(Data entries for graphics)
◆ ◆ ◆ ◆ ◆ ◆ ◆

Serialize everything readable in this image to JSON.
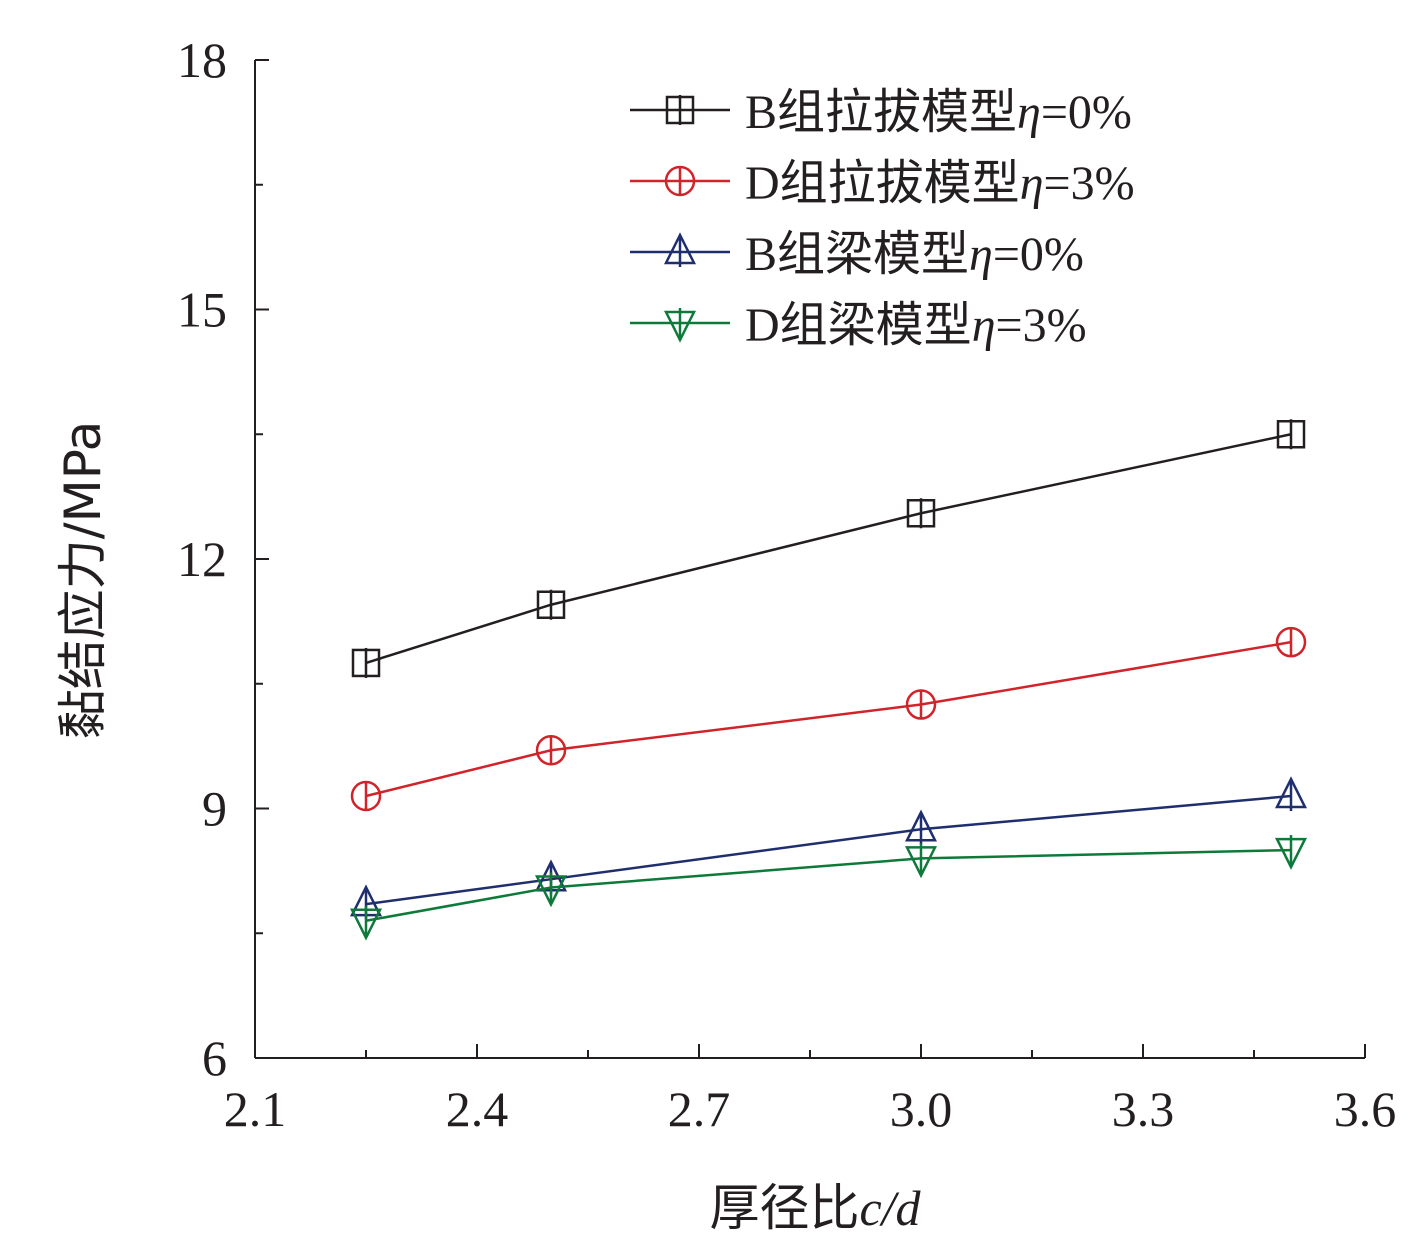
{
  "chart_data": {
    "type": "line",
    "xlabel_prefix": "厚径比",
    "xlabel_var": "c/d",
    "ylabel": "黏结应力/MPa",
    "xlim": [
      2.1,
      3.6
    ],
    "ylim": [
      6,
      18
    ],
    "xticks": [
      "2.1",
      "2.4",
      "2.7",
      "3.0",
      "3.3",
      "3.6"
    ],
    "yticks": [
      "6",
      "9",
      "12",
      "15",
      "18"
    ],
    "x": [
      2.25,
      2.5,
      3.0,
      3.5
    ],
    "legend_position": "top-right",
    "series": [
      {
        "name_prefix": "B组拉拔模型",
        "name_var": "η",
        "name_suffix": "=0%",
        "color": "#231f20",
        "marker": "square",
        "values": [
          10.75,
          11.45,
          12.55,
          13.5
        ]
      },
      {
        "name_prefix": "D组拉拔模型",
        "name_var": "η",
        "name_suffix": "=3%",
        "color": "#d2232a",
        "marker": "circle",
        "values": [
          9.15,
          9.7,
          10.25,
          11.0
        ]
      },
      {
        "name_prefix": "B组梁模型",
        "name_var": "η",
        "name_suffix": "=0%",
        "color": "#1f2f6e",
        "marker": "triangle-up",
        "values": [
          7.85,
          8.15,
          8.75,
          9.15
        ]
      },
      {
        "name_prefix": "D组梁模型",
        "name_var": "η",
        "name_suffix": "=3%",
        "color": "#0e7a3a",
        "marker": "triangle-down",
        "values": [
          7.65,
          8.05,
          8.4,
          8.5
        ]
      }
    ]
  }
}
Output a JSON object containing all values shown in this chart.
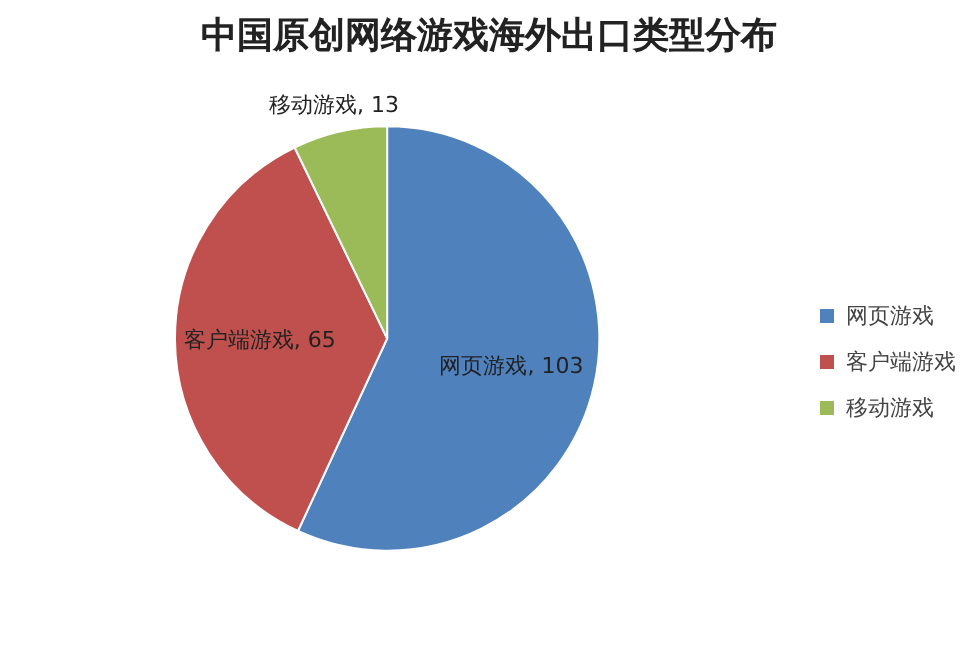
{
  "chart_data": {
    "type": "pie",
    "title": "中国原创网络游戏海外出口类型分布",
    "categories": [
      "网页游戏",
      "客户端游戏",
      "移动游戏"
    ],
    "values": [
      103,
      65,
      13
    ],
    "colors": [
      "#4f81bd",
      "#c0504d",
      "#9bbb59"
    ],
    "value_labels": [
      "网页游戏, 103",
      "客户端游戏, 65",
      "移动游戏, 13"
    ],
    "legend": "right"
  }
}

◆ ◆ ◆ ◆ ◆ ◆ ◆

Beginning with the line containing "Output a JSON" and ending with the last line of the material, output each line exactly; do not include pictures.

* _EXERCISE OUTPUT_
Output a JSON object containing all values shown in this chart.
{
  "chart_data": {
    "type": "pie",
    "title": "中国原创网络游戏海外出口类型分布",
    "categories": [
      "网页游戏",
      "客户端游戏",
      "移动游戏"
    ],
    "values": [
      103,
      65,
      13
    ],
    "colors": [
      "#4f81bd",
      "#c0504d",
      "#9bbb59"
    ],
    "value_labels": [
      "网页游戏, 103",
      "客户端游戏, 65",
      "移动游戏, 13"
    ],
    "legend": "right"
  }
}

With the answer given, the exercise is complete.